# [Request]
Scan the material below for the string "text", and copy every line where it shows up.
────────────────────────────────────────
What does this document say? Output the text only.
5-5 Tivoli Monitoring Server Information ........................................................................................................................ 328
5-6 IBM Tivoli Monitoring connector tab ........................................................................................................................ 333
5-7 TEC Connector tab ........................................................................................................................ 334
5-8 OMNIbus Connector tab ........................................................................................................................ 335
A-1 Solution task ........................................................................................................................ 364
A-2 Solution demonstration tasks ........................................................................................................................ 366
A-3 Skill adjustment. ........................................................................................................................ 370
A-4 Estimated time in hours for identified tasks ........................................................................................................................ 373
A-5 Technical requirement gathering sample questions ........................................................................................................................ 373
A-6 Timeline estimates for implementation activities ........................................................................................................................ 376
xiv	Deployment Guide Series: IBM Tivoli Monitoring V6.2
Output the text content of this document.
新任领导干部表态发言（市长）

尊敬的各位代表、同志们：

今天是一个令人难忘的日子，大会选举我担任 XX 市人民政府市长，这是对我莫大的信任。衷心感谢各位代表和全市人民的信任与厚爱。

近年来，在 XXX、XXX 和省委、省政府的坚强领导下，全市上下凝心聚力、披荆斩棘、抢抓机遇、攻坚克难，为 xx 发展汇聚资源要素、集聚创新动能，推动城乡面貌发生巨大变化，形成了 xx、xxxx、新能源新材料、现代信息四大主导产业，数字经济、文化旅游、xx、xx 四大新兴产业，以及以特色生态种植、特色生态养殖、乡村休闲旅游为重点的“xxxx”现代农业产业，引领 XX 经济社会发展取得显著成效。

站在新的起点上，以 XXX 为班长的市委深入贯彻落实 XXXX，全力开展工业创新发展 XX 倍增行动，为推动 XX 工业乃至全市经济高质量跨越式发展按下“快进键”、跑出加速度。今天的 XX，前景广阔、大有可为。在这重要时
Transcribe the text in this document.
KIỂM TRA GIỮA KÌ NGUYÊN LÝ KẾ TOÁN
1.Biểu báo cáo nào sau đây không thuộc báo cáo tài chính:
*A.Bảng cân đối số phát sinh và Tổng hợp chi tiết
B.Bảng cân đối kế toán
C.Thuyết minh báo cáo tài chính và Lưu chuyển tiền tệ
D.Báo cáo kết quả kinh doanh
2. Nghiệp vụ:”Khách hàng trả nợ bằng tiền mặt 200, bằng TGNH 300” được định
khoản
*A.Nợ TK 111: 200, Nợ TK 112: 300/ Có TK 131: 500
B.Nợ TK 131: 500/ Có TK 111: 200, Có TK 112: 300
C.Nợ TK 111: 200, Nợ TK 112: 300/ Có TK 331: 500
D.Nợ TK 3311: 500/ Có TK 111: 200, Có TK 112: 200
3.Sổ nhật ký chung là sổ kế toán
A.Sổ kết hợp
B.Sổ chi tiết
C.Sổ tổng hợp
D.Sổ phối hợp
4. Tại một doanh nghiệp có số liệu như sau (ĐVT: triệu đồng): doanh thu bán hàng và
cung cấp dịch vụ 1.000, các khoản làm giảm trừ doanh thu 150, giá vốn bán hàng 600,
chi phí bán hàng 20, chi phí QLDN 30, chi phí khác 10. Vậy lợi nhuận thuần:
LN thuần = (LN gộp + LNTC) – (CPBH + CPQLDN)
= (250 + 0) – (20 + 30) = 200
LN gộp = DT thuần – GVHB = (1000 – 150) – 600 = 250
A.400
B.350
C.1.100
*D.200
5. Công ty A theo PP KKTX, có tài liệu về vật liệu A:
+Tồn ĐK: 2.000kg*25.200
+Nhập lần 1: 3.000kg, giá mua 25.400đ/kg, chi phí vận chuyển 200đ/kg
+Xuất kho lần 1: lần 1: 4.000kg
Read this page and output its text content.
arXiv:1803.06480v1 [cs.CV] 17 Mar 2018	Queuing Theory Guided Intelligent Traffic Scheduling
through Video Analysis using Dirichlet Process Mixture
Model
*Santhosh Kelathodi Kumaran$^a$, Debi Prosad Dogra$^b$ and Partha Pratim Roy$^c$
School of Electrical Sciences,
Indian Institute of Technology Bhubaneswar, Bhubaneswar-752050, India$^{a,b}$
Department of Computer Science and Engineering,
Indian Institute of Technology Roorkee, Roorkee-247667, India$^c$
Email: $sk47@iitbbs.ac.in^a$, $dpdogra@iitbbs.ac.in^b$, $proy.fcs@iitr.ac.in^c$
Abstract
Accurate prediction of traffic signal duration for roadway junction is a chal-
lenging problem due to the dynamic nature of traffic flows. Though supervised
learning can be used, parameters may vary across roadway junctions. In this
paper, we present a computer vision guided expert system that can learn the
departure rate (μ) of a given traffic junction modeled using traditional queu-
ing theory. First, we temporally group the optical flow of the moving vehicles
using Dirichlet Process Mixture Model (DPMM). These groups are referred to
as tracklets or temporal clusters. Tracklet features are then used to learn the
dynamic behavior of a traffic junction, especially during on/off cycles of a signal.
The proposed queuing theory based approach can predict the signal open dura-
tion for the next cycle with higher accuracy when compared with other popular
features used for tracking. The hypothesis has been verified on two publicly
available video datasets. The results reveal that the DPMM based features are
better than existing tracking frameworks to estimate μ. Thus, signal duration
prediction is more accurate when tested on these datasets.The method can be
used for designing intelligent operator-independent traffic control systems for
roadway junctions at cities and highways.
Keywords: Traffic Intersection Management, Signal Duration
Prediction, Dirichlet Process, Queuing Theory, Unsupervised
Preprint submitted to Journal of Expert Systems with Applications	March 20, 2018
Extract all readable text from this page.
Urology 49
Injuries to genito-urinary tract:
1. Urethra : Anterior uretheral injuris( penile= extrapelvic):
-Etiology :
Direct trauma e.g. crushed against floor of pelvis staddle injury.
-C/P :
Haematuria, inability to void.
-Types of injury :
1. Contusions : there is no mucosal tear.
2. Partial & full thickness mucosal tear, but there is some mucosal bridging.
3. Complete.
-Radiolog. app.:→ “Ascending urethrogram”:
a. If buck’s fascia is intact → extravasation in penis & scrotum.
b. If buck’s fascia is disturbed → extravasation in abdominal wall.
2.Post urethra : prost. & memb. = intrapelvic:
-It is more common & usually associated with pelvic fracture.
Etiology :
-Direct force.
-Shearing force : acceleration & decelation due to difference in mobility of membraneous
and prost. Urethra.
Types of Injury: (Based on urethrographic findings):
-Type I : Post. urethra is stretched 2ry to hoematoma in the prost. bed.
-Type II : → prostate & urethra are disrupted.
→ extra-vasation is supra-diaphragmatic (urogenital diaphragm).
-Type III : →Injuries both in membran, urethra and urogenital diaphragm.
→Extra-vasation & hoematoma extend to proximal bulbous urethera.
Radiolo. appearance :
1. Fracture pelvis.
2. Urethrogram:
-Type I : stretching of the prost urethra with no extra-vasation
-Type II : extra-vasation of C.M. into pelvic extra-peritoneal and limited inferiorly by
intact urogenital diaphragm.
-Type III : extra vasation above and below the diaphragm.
────────────────────────────────────────
# [Solution to this task]
What does this document say? Output the text only.
Output the text content of this document.
Transcribe the text in this document.
Read this page and output its text content.
Extract all readable text from this page.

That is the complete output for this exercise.